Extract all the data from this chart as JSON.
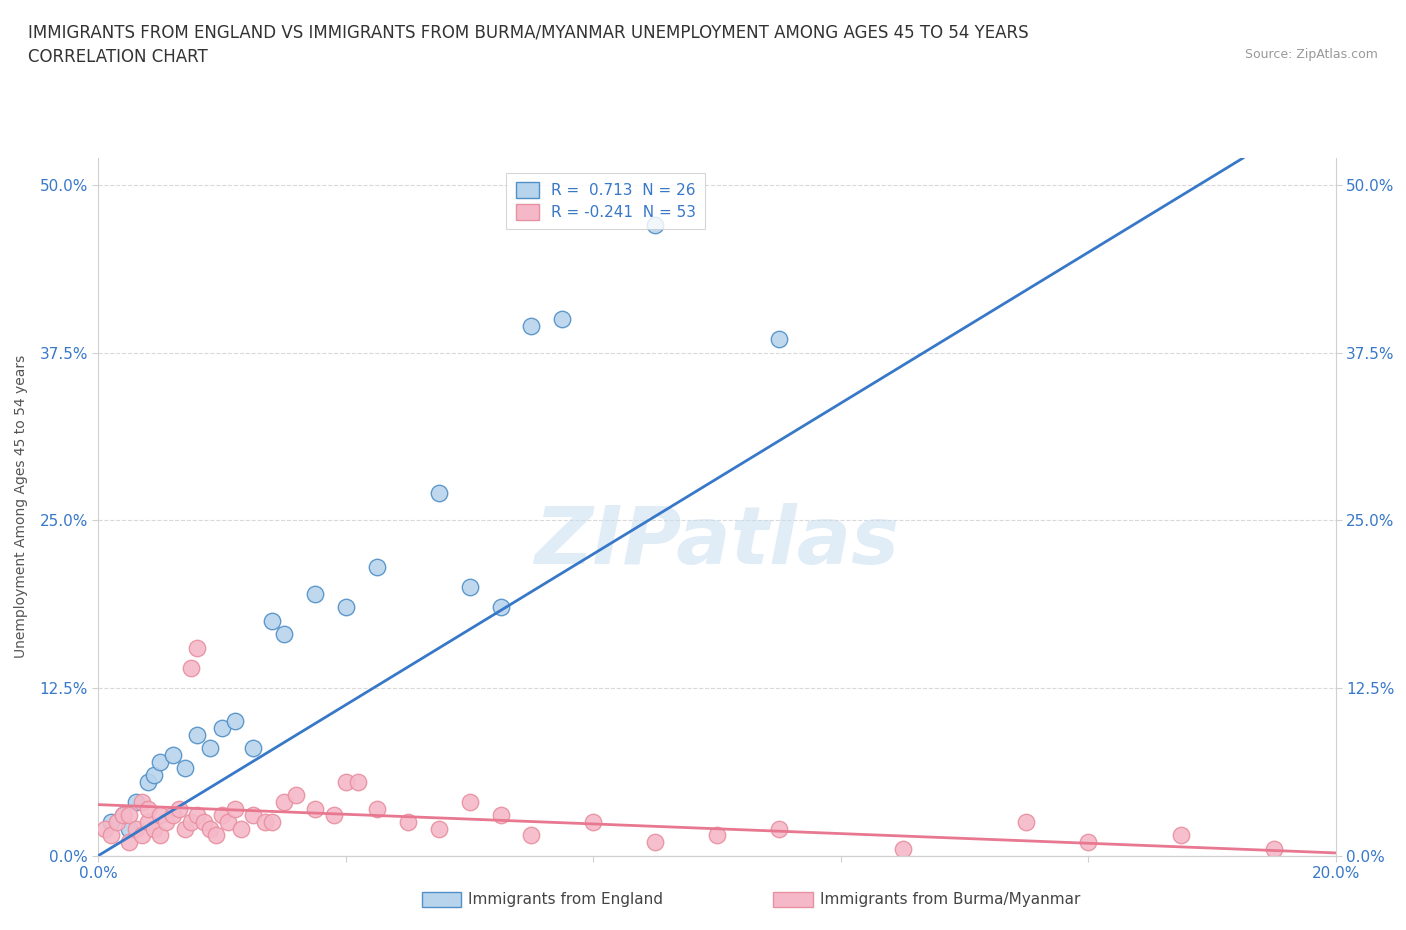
{
  "title_line1": "IMMIGRANTS FROM ENGLAND VS IMMIGRANTS FROM BURMA/MYANMAR UNEMPLOYMENT AMONG AGES 45 TO 54 YEARS",
  "title_line2": "CORRELATION CHART",
  "source_text": "Source: ZipAtlas.com",
  "ylabel": "Unemployment Among Ages 45 to 54 years",
  "ytick_labels": [
    "0.0%",
    "12.5%",
    "25.0%",
    "37.5%",
    "50.0%"
  ],
  "ytick_values": [
    0.0,
    0.125,
    0.25,
    0.375,
    0.5
  ],
  "xtick_labels": [
    "0.0%",
    "",
    "",
    "",
    "",
    "20.0%"
  ],
  "xtick_values": [
    0.0,
    0.04,
    0.08,
    0.12,
    0.16,
    0.2
  ],
  "xlim": [
    0.0,
    0.2
  ],
  "ylim": [
    0.0,
    0.52
  ],
  "watermark": "ZIPatlas",
  "legend_england_label": "Immigrants from England",
  "legend_burma_label": "Immigrants from Burma/Myanmar",
  "england_R": 0.713,
  "england_N": 26,
  "burma_R": -0.241,
  "burma_N": 53,
  "england_color": "#b8d4ec",
  "burma_color": "#f5b8c8",
  "england_edge_color": "#5090c8",
  "burma_edge_color": "#e890a0",
  "england_line_color": "#3878c8",
  "burma_line_color": "#e87890",
  "england_scatter_x": [
    0.002,
    0.004,
    0.005,
    0.006,
    0.008,
    0.009,
    0.01,
    0.012,
    0.014,
    0.016,
    0.018,
    0.02,
    0.022,
    0.025,
    0.028,
    0.03,
    0.035,
    0.04,
    0.045,
    0.055,
    0.06,
    0.065,
    0.07,
    0.075,
    0.09,
    0.11
  ],
  "england_scatter_y": [
    0.025,
    0.03,
    0.02,
    0.04,
    0.055,
    0.06,
    0.07,
    0.075,
    0.065,
    0.09,
    0.08,
    0.095,
    0.1,
    0.08,
    0.175,
    0.165,
    0.195,
    0.185,
    0.215,
    0.27,
    0.2,
    0.185,
    0.395,
    0.4,
    0.47,
    0.385
  ],
  "burma_scatter_x": [
    0.001,
    0.002,
    0.003,
    0.004,
    0.005,
    0.005,
    0.006,
    0.007,
    0.007,
    0.008,
    0.008,
    0.009,
    0.01,
    0.01,
    0.011,
    0.012,
    0.013,
    0.014,
    0.015,
    0.015,
    0.016,
    0.016,
    0.017,
    0.018,
    0.019,
    0.02,
    0.021,
    0.022,
    0.023,
    0.025,
    0.027,
    0.028,
    0.03,
    0.032,
    0.035,
    0.038,
    0.04,
    0.042,
    0.045,
    0.05,
    0.055,
    0.06,
    0.065,
    0.07,
    0.08,
    0.09,
    0.1,
    0.11,
    0.13,
    0.15,
    0.16,
    0.175,
    0.19
  ],
  "burma_scatter_y": [
    0.02,
    0.015,
    0.025,
    0.03,
    0.01,
    0.03,
    0.02,
    0.015,
    0.04,
    0.025,
    0.035,
    0.02,
    0.015,
    0.03,
    0.025,
    0.03,
    0.035,
    0.02,
    0.14,
    0.025,
    0.155,
    0.03,
    0.025,
    0.02,
    0.015,
    0.03,
    0.025,
    0.035,
    0.02,
    0.03,
    0.025,
    0.025,
    0.04,
    0.045,
    0.035,
    0.03,
    0.055,
    0.055,
    0.035,
    0.025,
    0.02,
    0.04,
    0.03,
    0.015,
    0.025,
    0.01,
    0.015,
    0.02,
    0.005,
    0.025,
    0.01,
    0.015,
    0.005
  ],
  "england_line_x": [
    0.0,
    0.185
  ],
  "england_line_y": [
    0.0,
    0.52
  ],
  "burma_line_x": [
    0.0,
    0.2
  ],
  "burma_line_y": [
    0.038,
    0.002
  ],
  "grid_color": "#d0d0d0",
  "background_color": "#ffffff",
  "title_fontsize": 12,
  "axis_label_fontsize": 10,
  "tick_fontsize": 11,
  "legend_fontsize": 11
}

★ ★ ★ ★

Your goal: Each entry above is to be written out again unchanged, apart from the pictures, which are left out.

Solution for this task:
Extract all the data from this chart as JSON.
{
  "title_line1": "IMMIGRANTS FROM ENGLAND VS IMMIGRANTS FROM BURMA/MYANMAR UNEMPLOYMENT AMONG AGES 45 TO 54 YEARS",
  "title_line2": "CORRELATION CHART",
  "source_text": "Source: ZipAtlas.com",
  "ylabel": "Unemployment Among Ages 45 to 54 years",
  "ytick_labels": [
    "0.0%",
    "12.5%",
    "25.0%",
    "37.5%",
    "50.0%"
  ],
  "ytick_values": [
    0.0,
    0.125,
    0.25,
    0.375,
    0.5
  ],
  "xtick_labels": [
    "0.0%",
    "",
    "",
    "",
    "",
    "20.0%"
  ],
  "xtick_values": [
    0.0,
    0.04,
    0.08,
    0.12,
    0.16,
    0.2
  ],
  "xlim": [
    0.0,
    0.2
  ],
  "ylim": [
    0.0,
    0.52
  ],
  "watermark": "ZIPatlas",
  "legend_england_label": "Immigrants from England",
  "legend_burma_label": "Immigrants from Burma/Myanmar",
  "england_R": 0.713,
  "england_N": 26,
  "burma_R": -0.241,
  "burma_N": 53,
  "england_color": "#b8d4ec",
  "burma_color": "#f5b8c8",
  "england_edge_color": "#5090c8",
  "burma_edge_color": "#e890a0",
  "england_line_color": "#3878c8",
  "burma_line_color": "#e87890",
  "england_scatter_x": [
    0.002,
    0.004,
    0.005,
    0.006,
    0.008,
    0.009,
    0.01,
    0.012,
    0.014,
    0.016,
    0.018,
    0.02,
    0.022,
    0.025,
    0.028,
    0.03,
    0.035,
    0.04,
    0.045,
    0.055,
    0.06,
    0.065,
    0.07,
    0.075,
    0.09,
    0.11
  ],
  "england_scatter_y": [
    0.025,
    0.03,
    0.02,
    0.04,
    0.055,
    0.06,
    0.07,
    0.075,
    0.065,
    0.09,
    0.08,
    0.095,
    0.1,
    0.08,
    0.175,
    0.165,
    0.195,
    0.185,
    0.215,
    0.27,
    0.2,
    0.185,
    0.395,
    0.4,
    0.47,
    0.385
  ],
  "burma_scatter_x": [
    0.001,
    0.002,
    0.003,
    0.004,
    0.005,
    0.005,
    0.006,
    0.007,
    0.007,
    0.008,
    0.008,
    0.009,
    0.01,
    0.01,
    0.011,
    0.012,
    0.013,
    0.014,
    0.015,
    0.015,
    0.016,
    0.016,
    0.017,
    0.018,
    0.019,
    0.02,
    0.021,
    0.022,
    0.023,
    0.025,
    0.027,
    0.028,
    0.03,
    0.032,
    0.035,
    0.038,
    0.04,
    0.042,
    0.045,
    0.05,
    0.055,
    0.06,
    0.065,
    0.07,
    0.08,
    0.09,
    0.1,
    0.11,
    0.13,
    0.15,
    0.16,
    0.175,
    0.19
  ],
  "burma_scatter_y": [
    0.02,
    0.015,
    0.025,
    0.03,
    0.01,
    0.03,
    0.02,
    0.015,
    0.04,
    0.025,
    0.035,
    0.02,
    0.015,
    0.03,
    0.025,
    0.03,
    0.035,
    0.02,
    0.14,
    0.025,
    0.155,
    0.03,
    0.025,
    0.02,
    0.015,
    0.03,
    0.025,
    0.035,
    0.02,
    0.03,
    0.025,
    0.025,
    0.04,
    0.045,
    0.035,
    0.03,
    0.055,
    0.055,
    0.035,
    0.025,
    0.02,
    0.04,
    0.03,
    0.015,
    0.025,
    0.01,
    0.015,
    0.02,
    0.005,
    0.025,
    0.01,
    0.015,
    0.005
  ],
  "england_line_x": [
    0.0,
    0.185
  ],
  "england_line_y": [
    0.0,
    0.52
  ],
  "burma_line_x": [
    0.0,
    0.2
  ],
  "burma_line_y": [
    0.038,
    0.002
  ],
  "grid_color": "#d0d0d0",
  "background_color": "#ffffff",
  "title_fontsize": 12,
  "axis_label_fontsize": 10,
  "tick_fontsize": 11,
  "legend_fontsize": 11
}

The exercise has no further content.